======== Task input

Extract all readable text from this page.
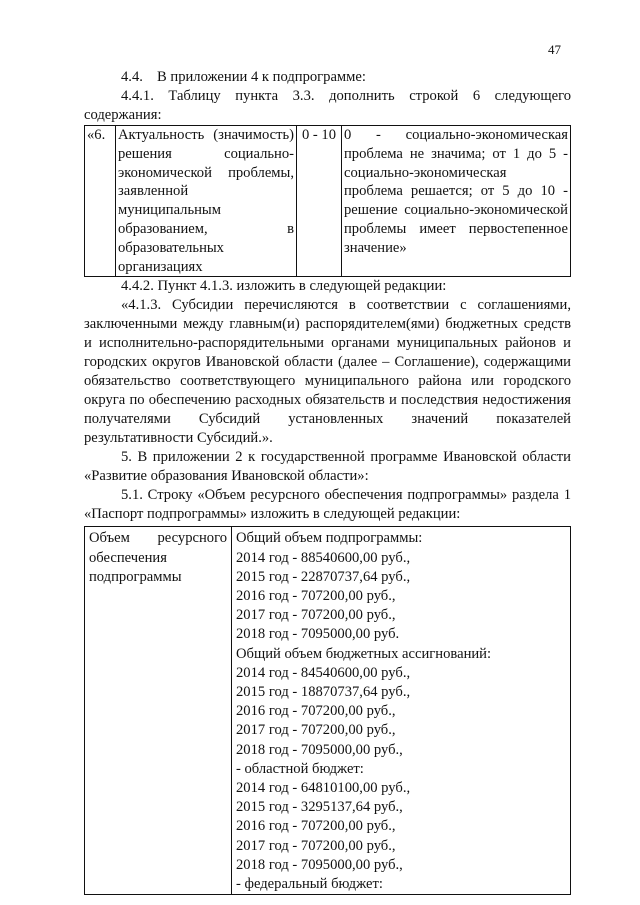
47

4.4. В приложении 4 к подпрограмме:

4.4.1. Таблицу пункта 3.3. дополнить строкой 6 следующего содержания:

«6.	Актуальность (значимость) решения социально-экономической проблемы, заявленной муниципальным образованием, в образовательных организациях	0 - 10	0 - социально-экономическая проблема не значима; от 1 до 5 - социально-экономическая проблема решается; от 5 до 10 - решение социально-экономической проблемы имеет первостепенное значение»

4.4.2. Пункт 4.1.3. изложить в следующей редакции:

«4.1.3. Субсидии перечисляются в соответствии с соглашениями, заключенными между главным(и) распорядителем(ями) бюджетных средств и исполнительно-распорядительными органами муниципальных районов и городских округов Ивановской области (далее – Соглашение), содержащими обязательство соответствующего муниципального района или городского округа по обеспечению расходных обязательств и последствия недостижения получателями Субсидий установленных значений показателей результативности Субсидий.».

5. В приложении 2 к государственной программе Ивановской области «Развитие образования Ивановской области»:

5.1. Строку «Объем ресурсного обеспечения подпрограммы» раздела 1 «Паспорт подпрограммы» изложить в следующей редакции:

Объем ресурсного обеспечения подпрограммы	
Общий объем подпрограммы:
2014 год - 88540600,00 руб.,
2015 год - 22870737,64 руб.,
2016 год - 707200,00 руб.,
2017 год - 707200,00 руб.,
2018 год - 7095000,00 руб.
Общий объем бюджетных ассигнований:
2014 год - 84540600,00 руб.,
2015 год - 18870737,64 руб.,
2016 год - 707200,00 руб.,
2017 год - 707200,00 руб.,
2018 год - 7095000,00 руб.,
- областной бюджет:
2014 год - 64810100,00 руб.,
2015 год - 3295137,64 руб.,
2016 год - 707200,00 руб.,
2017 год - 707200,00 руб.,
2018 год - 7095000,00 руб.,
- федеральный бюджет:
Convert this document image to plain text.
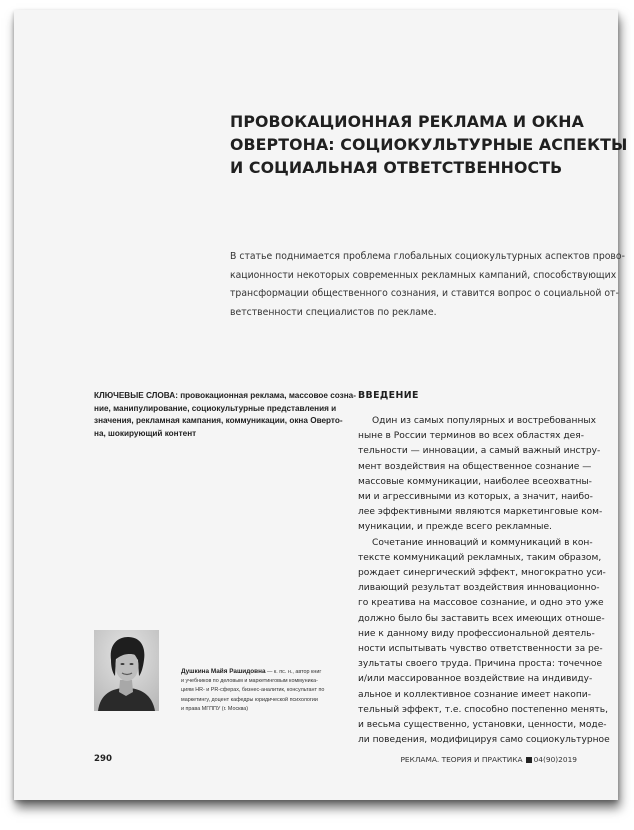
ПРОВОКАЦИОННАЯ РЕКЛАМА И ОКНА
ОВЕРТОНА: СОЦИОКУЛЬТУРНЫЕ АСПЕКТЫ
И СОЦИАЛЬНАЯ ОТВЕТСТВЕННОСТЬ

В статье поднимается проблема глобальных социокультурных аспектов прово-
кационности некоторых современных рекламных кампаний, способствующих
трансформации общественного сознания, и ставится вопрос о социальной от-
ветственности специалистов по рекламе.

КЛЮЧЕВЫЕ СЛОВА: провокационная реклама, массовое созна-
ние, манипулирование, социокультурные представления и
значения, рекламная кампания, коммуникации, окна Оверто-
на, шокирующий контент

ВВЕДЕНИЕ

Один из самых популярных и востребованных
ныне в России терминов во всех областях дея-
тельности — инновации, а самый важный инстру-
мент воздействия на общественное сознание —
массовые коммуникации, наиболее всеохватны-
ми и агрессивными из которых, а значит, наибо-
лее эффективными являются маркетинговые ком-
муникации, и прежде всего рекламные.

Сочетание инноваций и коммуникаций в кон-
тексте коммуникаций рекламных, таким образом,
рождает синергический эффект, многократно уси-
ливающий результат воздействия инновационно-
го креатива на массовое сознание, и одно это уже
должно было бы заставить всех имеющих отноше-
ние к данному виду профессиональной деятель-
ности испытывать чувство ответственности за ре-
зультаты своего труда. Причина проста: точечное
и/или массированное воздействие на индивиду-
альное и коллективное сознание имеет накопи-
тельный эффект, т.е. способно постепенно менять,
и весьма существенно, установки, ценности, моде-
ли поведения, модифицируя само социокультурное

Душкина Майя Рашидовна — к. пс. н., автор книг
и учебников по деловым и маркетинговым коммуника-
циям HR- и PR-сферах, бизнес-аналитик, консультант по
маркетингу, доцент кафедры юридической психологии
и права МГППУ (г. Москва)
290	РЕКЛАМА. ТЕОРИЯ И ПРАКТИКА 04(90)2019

================
======== Task input

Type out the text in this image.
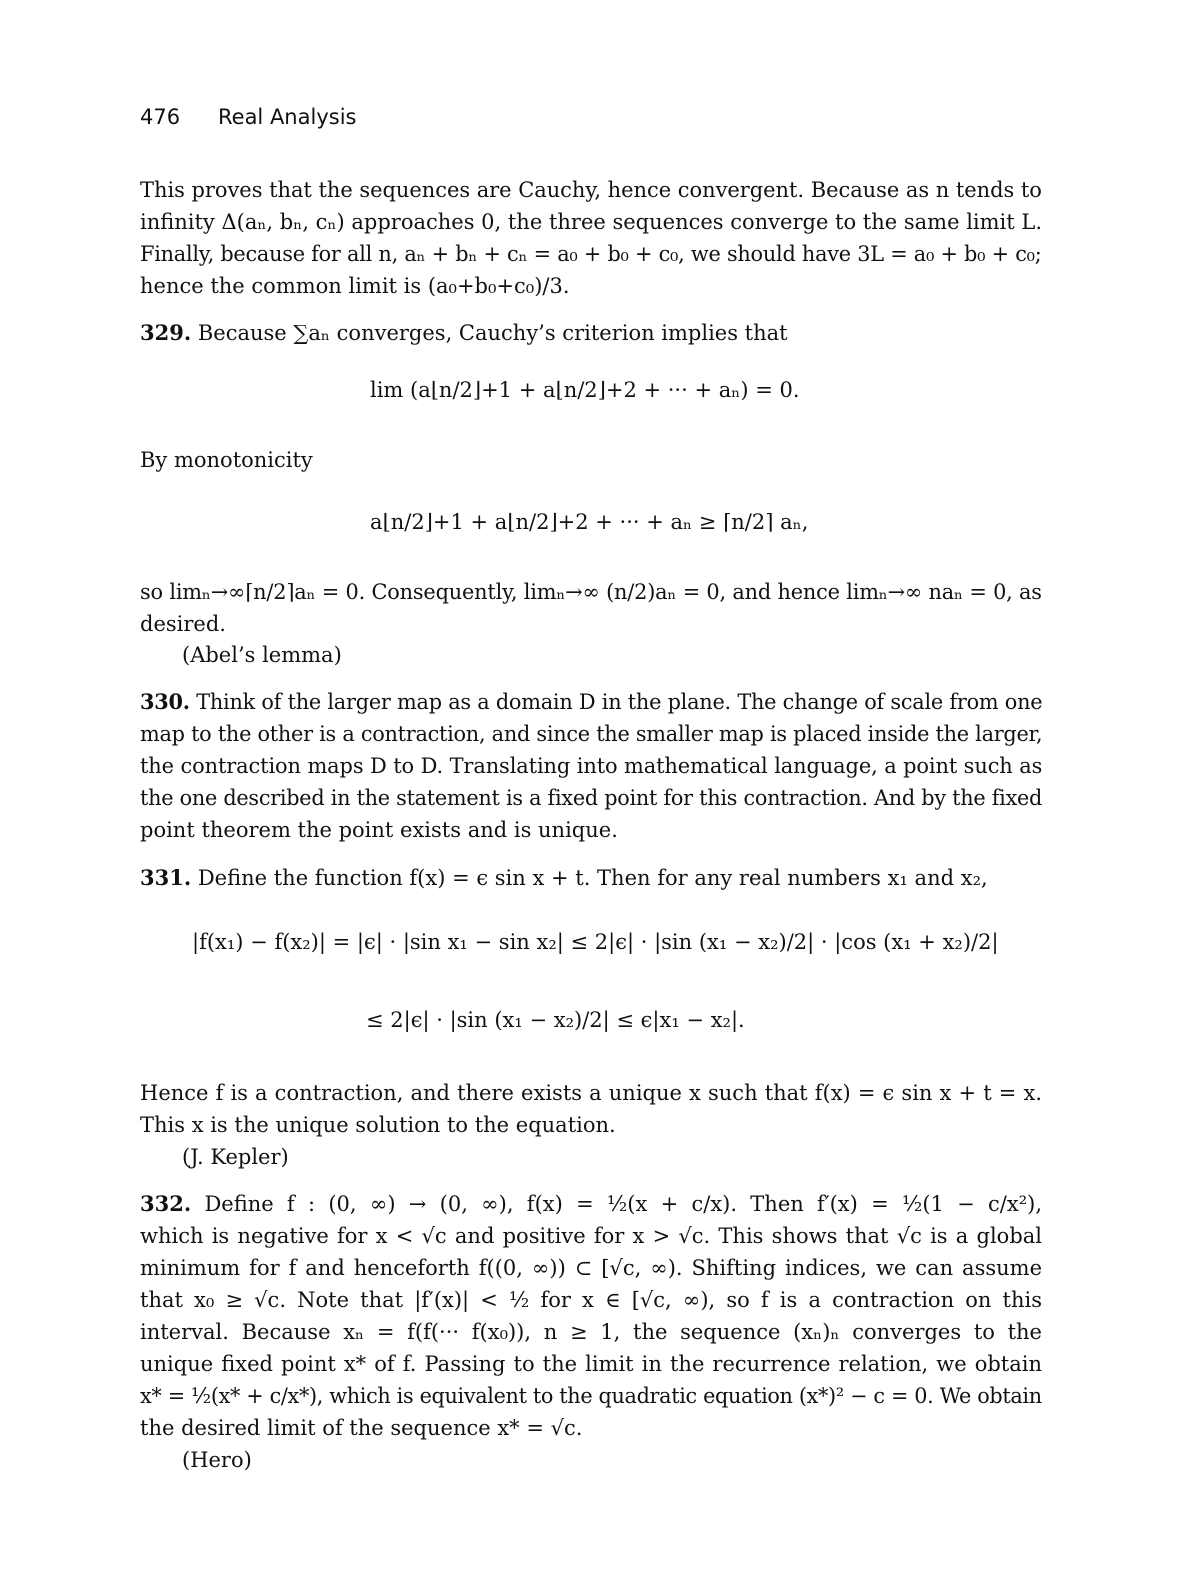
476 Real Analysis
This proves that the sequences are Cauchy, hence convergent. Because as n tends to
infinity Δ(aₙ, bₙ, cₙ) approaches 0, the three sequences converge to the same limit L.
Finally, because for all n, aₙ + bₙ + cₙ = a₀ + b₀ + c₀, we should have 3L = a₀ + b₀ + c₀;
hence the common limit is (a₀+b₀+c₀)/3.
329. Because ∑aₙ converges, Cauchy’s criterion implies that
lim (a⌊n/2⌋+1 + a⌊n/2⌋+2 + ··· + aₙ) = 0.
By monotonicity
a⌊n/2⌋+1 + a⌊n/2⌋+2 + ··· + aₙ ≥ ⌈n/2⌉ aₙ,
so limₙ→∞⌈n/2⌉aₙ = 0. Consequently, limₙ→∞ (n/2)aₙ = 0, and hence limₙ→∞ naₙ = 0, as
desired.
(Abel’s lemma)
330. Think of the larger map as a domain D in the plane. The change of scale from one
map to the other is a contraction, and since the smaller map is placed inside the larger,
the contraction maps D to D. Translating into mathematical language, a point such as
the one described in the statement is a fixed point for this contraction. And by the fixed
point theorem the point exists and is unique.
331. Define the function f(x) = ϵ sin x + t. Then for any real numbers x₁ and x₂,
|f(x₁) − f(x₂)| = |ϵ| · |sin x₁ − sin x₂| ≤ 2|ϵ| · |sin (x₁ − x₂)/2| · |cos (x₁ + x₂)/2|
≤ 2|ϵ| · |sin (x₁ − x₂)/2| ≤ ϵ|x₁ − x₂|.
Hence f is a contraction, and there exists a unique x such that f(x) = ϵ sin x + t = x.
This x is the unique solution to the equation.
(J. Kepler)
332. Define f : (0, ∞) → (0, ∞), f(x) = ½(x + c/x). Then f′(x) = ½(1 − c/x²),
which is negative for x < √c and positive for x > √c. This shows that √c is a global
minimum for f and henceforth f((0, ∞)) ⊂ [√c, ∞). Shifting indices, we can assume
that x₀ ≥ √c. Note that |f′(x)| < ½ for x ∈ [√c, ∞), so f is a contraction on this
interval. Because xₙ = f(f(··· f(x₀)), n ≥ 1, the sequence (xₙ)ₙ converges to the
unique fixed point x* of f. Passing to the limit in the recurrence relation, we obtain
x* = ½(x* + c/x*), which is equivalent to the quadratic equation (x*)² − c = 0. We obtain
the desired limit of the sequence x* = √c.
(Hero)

================
======== Task input

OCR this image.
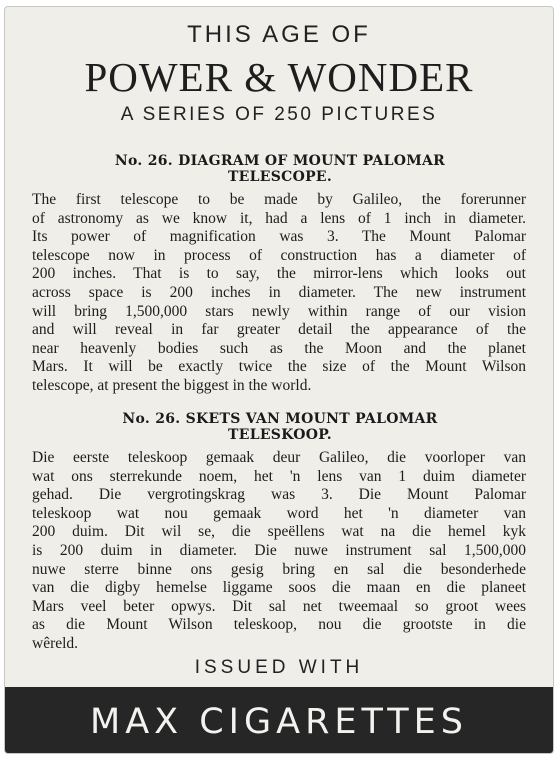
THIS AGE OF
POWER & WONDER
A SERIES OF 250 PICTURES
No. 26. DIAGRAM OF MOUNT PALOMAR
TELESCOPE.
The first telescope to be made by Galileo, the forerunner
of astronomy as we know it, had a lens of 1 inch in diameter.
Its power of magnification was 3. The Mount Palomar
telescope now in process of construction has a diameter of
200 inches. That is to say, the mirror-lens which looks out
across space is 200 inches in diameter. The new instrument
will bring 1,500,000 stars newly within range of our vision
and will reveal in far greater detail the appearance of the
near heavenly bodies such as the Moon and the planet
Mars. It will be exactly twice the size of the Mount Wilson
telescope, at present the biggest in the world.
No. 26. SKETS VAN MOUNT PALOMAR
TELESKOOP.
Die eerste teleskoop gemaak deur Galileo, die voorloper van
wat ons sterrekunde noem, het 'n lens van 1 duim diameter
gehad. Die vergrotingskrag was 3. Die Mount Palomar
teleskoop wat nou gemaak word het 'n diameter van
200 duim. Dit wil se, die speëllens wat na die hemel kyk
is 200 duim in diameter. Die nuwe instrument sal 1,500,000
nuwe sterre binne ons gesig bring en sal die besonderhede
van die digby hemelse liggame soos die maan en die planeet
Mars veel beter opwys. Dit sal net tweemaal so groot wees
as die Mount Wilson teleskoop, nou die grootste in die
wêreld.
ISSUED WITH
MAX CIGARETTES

================

**Short exercise**:
Give solely the number of lines in the data that contain the string "коммуникации".

**Expected answer**:
2